§ **Goal**: Repeat the whole of the data, keeping every detail the same.

Collected data entries
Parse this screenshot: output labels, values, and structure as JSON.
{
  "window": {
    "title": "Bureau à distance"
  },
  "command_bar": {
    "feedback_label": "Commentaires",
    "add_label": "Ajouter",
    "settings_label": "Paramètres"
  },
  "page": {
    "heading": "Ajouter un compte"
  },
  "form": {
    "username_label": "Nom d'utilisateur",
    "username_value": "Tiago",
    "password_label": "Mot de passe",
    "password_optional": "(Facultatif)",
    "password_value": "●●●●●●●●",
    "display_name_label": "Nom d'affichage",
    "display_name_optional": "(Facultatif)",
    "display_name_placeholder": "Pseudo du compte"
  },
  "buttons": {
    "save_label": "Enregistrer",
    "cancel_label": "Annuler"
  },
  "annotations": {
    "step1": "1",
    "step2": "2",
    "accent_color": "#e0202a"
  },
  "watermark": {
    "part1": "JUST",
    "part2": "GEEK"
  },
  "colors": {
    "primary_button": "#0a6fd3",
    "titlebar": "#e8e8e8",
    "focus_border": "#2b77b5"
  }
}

§ **Correct response**:
Parse this screenshot: output labels, values, and structure as JSON.
{
  "window": {
    "title": "Bureau à distance"
  },
  "command_bar": {
    "feedback_label": "Commentaires",
    "add_label": "Ajouter",
    "settings_label": "Paramètres"
  },
  "page": {
    "heading": "Ajouter un compte"
  },
  "form": {
    "username_label": "Nom d'utilisateur",
    "username_value": "Tiago",
    "password_label": "Mot de passe",
    "password_optional": "(Facultatif)",
    "password_value": "●●●●●●●●",
    "display_name_label": "Nom d'affichage",
    "display_name_optional": "(Facultatif)",
    "display_name_placeholder": "Pseudo du compte"
  },
  "buttons": {
    "save_label": "Enregistrer",
    "cancel_label": "Annuler"
  },
  "annotations": {
    "step1": "1",
    "step2": "2",
    "accent_color": "#e0202a"
  },
  "watermark": {
    "part1": "JUST",
    "part2": "GEEK"
  },
  "colors": {
    "primary_button": "#0a6fd3",
    "titlebar": "#e8e8e8",
    "focus_border": "#2b77b5"
  }
}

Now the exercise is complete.